== Listed entries ==

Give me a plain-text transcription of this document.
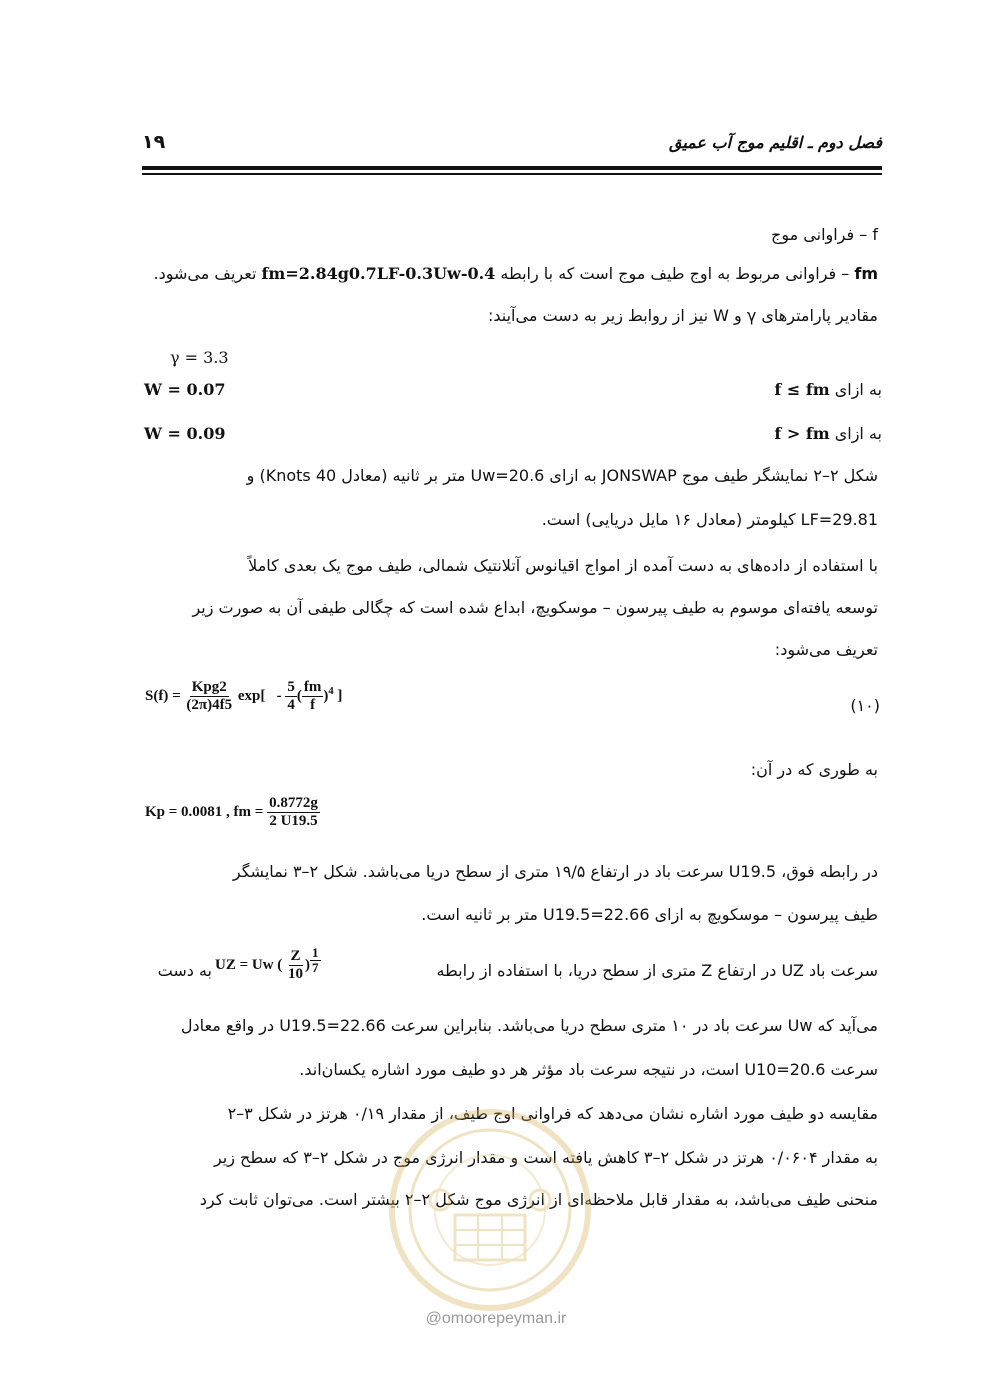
فصل دوم ـ اقلیم موج آب عمیق
۱۹
f – فراوانی موج
fm – فراوانی مربوط به اوج طیف موج است که با رابطه fm=2.84g0.7LF-0.3Uw-0.4 تعریف می‌شود.
مقادیر پارامترهای γ و W نیز از روابط زیر به دست می‌آیند:
γ = 3.3
W = 0.07	به ازای f ≤ fm
W = 0.09	به ازای f > fm
شکل ۲–۲ نمایشگر طیف موج JONSWAP به ازای Uw=20.6 متر بر ثانیه (معادل 40 Knots) و
LF=29.81 کیلومتر (معادل ۱۶ مایل دریایی) است.
با استفاده از داده‌های به دست آمده از امواج اقیانوس آتلانتیک شمالی، طیف موج یک بعدی کاملاً
توسعه یافته‌ای موسوم به طیف پیرسون – موسکویچ، ابداع شده است که چگالی طیفی آن به صورت زیر
تعریف می‌شود:
$S(f) = \frac{\text{Kpg2}}{(2\pi)4f5} \exp[ - \frac{5}{4}$ ( $\frac{fm}{f} )^4$ ]	(۱۰)
به طوری که در آن:
Kp = 0.0081 , fm = $\frac{0.8772g}{2 U19.5}$
در رابطه فوق، U19.5 سرعت باد در ارتفاع ۱۹/۵ متری از سطح دریا می‌باشد. شکل ۲–۳ نمایشگر
طیف پیرسون – موسکویچ به ازای U19.5=22.66 متر بر ثانیه است.
سرعت باد UZ در ارتفاع Z متری از سطح دریا، با استفاده از رابطه
UZ = Uw ( $\frac{Z}{10}$ ) $^{\frac{1}{7}}$
به دست
می‌آید که Uw سرعت باد در ۱۰ متری سطح دریا می‌باشد. بنابراین سرعت U19.5=22.66 در واقع معادل
سرعت U10=20.6 است، در نتیجه سرعت باد مؤثر هر دو طیف مورد اشاره یکسان‌اند.
مقایسه دو طیف مورد اشاره نشان می‌دهد که فراوانی اوج طیف، از مقدار ۰/۱۹ هرتز در شکل ۳–۲
به مقدار ۰/۰۶۰۴ هرتز در شکل ۲–۳ کاهش یافته است و مقدار انرژی موج در شکل ۲–۳ که سطح زیر
منحنی طیف می‌باشد، به مقدار قابل ملاحظه‌ای از انرژی موج شکل ۲–۲ بیشتر است. می‌توان ثابت کرد
@omoorepeyman.ir
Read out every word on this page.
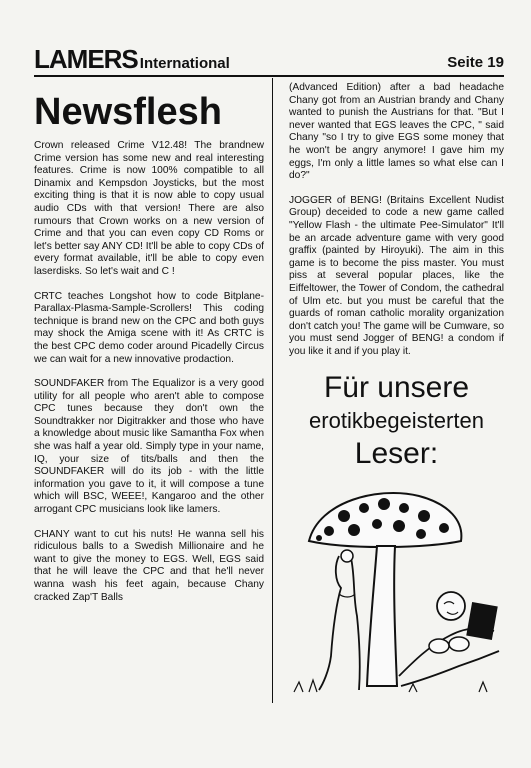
LAMERS International	Seite 19
Newsflesh

Crown released Crime V12.48! The brandnew Crime version has some new and real interesting features. Crime is now 100% compatible to all Dinamix and Kempsdon Joysticks, but the most exciting thing is that it is now able to copy usual audio CDs with that version! There are also rumours that Crown works on a new version of Crime and that you can even copy CD Roms or let's better say ANY CD! It'll be able to copy CDs of every format available, it'll be able to copy even laserdisks. So let's wait and C !

CRTC teaches Longshot how to code Bitplane-Parallax-Plasma-Sample-Scrollers! This coding technique is brand new on the CPC and both guys may shock the Amiga scene with it! As CRTC is the best CPC demo coder around Picadelly Circus we can wait for a new innovative prodaction.

SOUNDFAKER from The Equalizor is a very good utility for all people who aren't able to compose CPC tunes because they don't own the Soundtrakker nor Digitrakker and those who have a knowledge about music like Samantha Fox when she was half a year old. Simply type in your name, IQ, your size of tits/balls and then the SOUNDFAKER will do its job - with the little information you gave to it, it will compose a tune which will BSC, WEEE!, Kangaroo and the other arrogant CPC musicians look like lamers.

CHANY want to cut his nuts! He wanna sell his ridiculous balls to a Swedish Millionaire and he want to give the money to EGS. Well, EGS said that he will leave the CPC and that he'll never wanna wash his feet again, because Chany cracked Zap'T Balls

(Advanced Edition) after a bad headache Chany got from an Austrian brandy and Chany wanted to punish the Austrians for that. "But I never wanted that EGS leaves the CPC, " said Chany "so I try to give EGS some money that he won't be angry anymore! I gave him my eggs, I'm only a little lames so what else can I do?"

JOGGER of BENG! (Britains Excellent Nudist Group) deceided to code a new game called "Yellow Flash - the ultimate Pee-Simulator" It'll be an arcade adventure game with very good graffix (painted by Hiroyuki). The aim in this game is to become the piss master. You must piss at several popular places, like the Eiffeltower, the Tower of Condom, the cathedral of Ulm etc. but you must be careful that the guards of roman catholic morality organization don't catch you! The game will be Cumware, so you must send Jogger of BENG! a condom if you like it and if you play it.

Für unsere
erotikbegeisterten
Leser:
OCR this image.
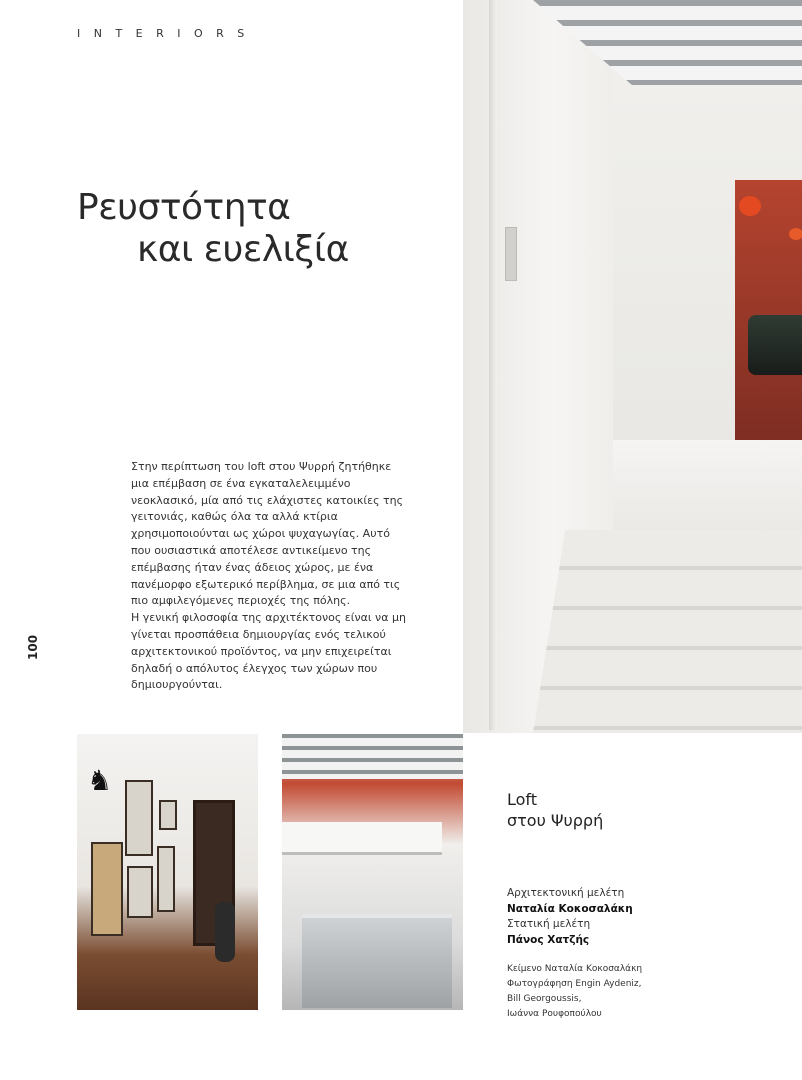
I N T E R I O R S
Ρευστότητα
και ευελιξία

Στην περίπτωση του loft στου Ψυρρή ζητήθηκε μια επέμβαση σε ένα εγκαταλελειμμένο νεοκλασικό, μία από τις ελάχιστες κατοικίες της γειτονιάς, καθώς όλα τα αλλά κτίρια χρησιμοποιούνται ως χώροι ψυχαγωγίας. Αυτό που ουσιαστικά αποτέλεσε αντικείμενο της επέμβασης ήταν ένας άδειος χώρος, με ένα πανέμορφο εξωτερικό περίβλημα, σε μια από τις πιο αμφιλεγόμενες περιοχές της πόλης.

Η γενική φιλοσοφία της αρχιτέκτονος είναι να μη γίνεται προσπάθεια δημιουργίας ενός τελικού αρχιτεκτονικού προϊόντος, να μην επιχειρείται δηλαδή ο απόλυτος έλεγχος των χώρων που δημιουργούνται.

100
♞
Loft
στου Ψυρρή
Αρχιτεκτονική μελέτη
Ναταλία Κοκοσαλάκη
Στατική μελέτη
Πάνος Χατζής
Κείμενο Ναταλία Κοκοσαλάκη
Φωτογράφηση Engin Aydeniz,
Bill Georgoussis,
Ιωάννα Ρουφοπούλου
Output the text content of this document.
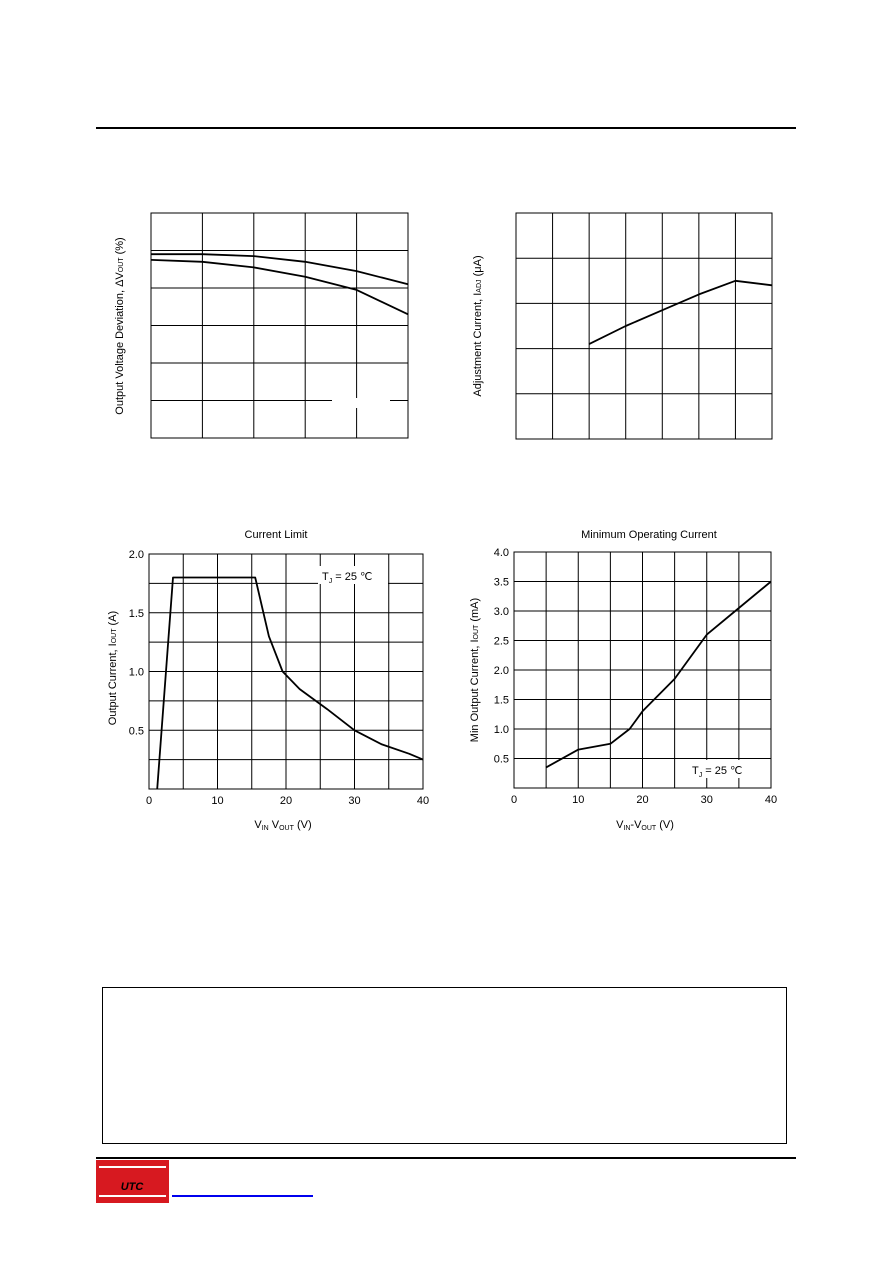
Output Voltage Deviation, ΔVOUT (%)
Adjustment Current, IADJ (μA)
Current Limit
0	10	20	30	40
0.5
1.0
1.5
2.0
$T_J = 25$ ℃
Output Current, IOUT (A)
VIN VOUT (V)
Minimum Operating Current
0	10	20	30	40
0.5
1.0
1.5
2.0
2.5
3.0
3.5
4.0
$T_J = 25$ ℃
Min Output Current, IOUT (mA)
VIN-VOUT (V)
UTC
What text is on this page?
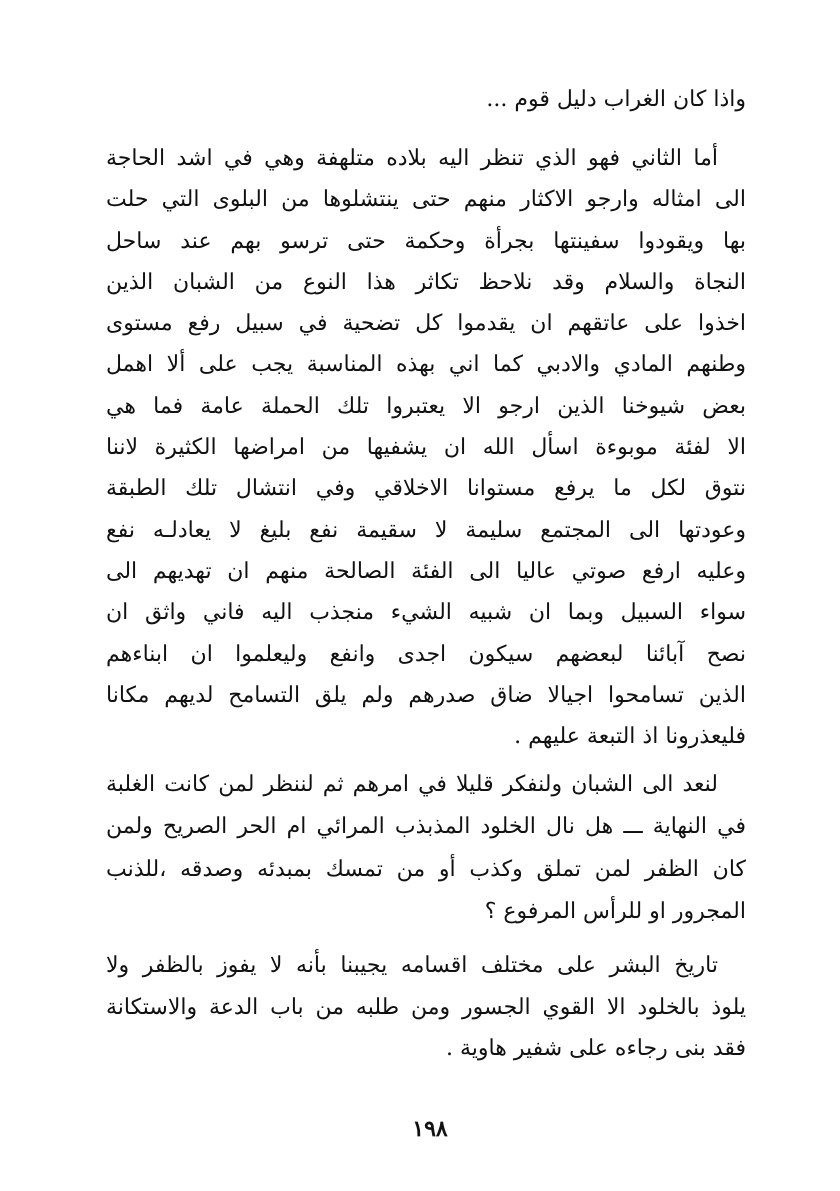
واذا كان الغراب دليل قوم ...
أما الثاني فهو الذي تنظر اليه بلاده متلهفة وهي في اشد الحاجة
الى امثاله وارجو الاكثار منهم حتى ينتشلوها من البلوى التي حلت
بها ويقودوا سفينتها بجرأة وحكمة حتى ترسو بهم عند ساحل
النجاة والسلام وقد نلاحظ تكاثر هذا النوع من الشبان الذين
اخذوا على عاتقهم ان يقدموا كل تضحية في سبيل رفع مستوى
وطنهم المادي والادبي كما اني بهذه المناسبة يجب على ألا اهمل
بعض شيوخنا الذين ارجو الا يعتبروا تلك الحملة عامة فما هي
الا لفئة موبوءة اسأل الله ان يشفيها من امراضها الكثيرة لاننا
نتوق لكل ما يرفع مستوانا الاخلاقي وفي انتشال تلك الطبقة
وعودتها الى المجتمع سليمة لا سقيمة نفع بليغ لا يعادلـه نفع
وعليه ارفع صوتي عاليا الى الفئة الصالحة منهم ان تهديهم الى
سواء السبيل وبما ان شبيه الشيء منجذب اليه فاني واثق ان
نصح آبائنا لبعضهم سيكون اجدى وانفع وليعلموا ان ابناءهم
الذين تسامحوا اجيالا ضاق صدرهم ولم يلق التسامح لديهم مكانا
فليعذرونا اذ التبعة عليهم .
لنعد الى الشبان ولنفكر قليلا في امرهم ثم لننظر لمن كانت الغلبة
في النهاية ـــ هل نال الخلود المذبذب المرائي ام الحر الصريح ولمن
كان الظفر لمن تملق وكذب أو من تمسك بمبدئه وصدقه ،للذنب
المجرور او للرأس المرفوع ؟
تاريخ البشر على مختلف اقسامه يجيبنا بأنه لا يفوز بالظفر ولا
يلوذ بالخلود الا القوي الجسور ومن طلبه من باب الدعة والاستكانة
فقد بنى رجاءه على شفير هاوية .
١٩٨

===

- What the task asks
The lines to collect are those holding the string "every"; copy them all.

- Solution for this task
Read out every word on this page.
Crown released Crime V12.48! The brandnew Crime version has some new and real interesting features. Crime is now 100% compatible to all Dinamix and Kempsdon Joysticks, but the most exciting thing is that it is now able to copy usual audio CDs with that version! There are also rumours that Crown works on a new version of Crime and that you can even copy CD Roms or let's better say ANY CD! It'll be able to copy CDs of every format available, it'll be able to copy even laserdisks. So let's wait and C !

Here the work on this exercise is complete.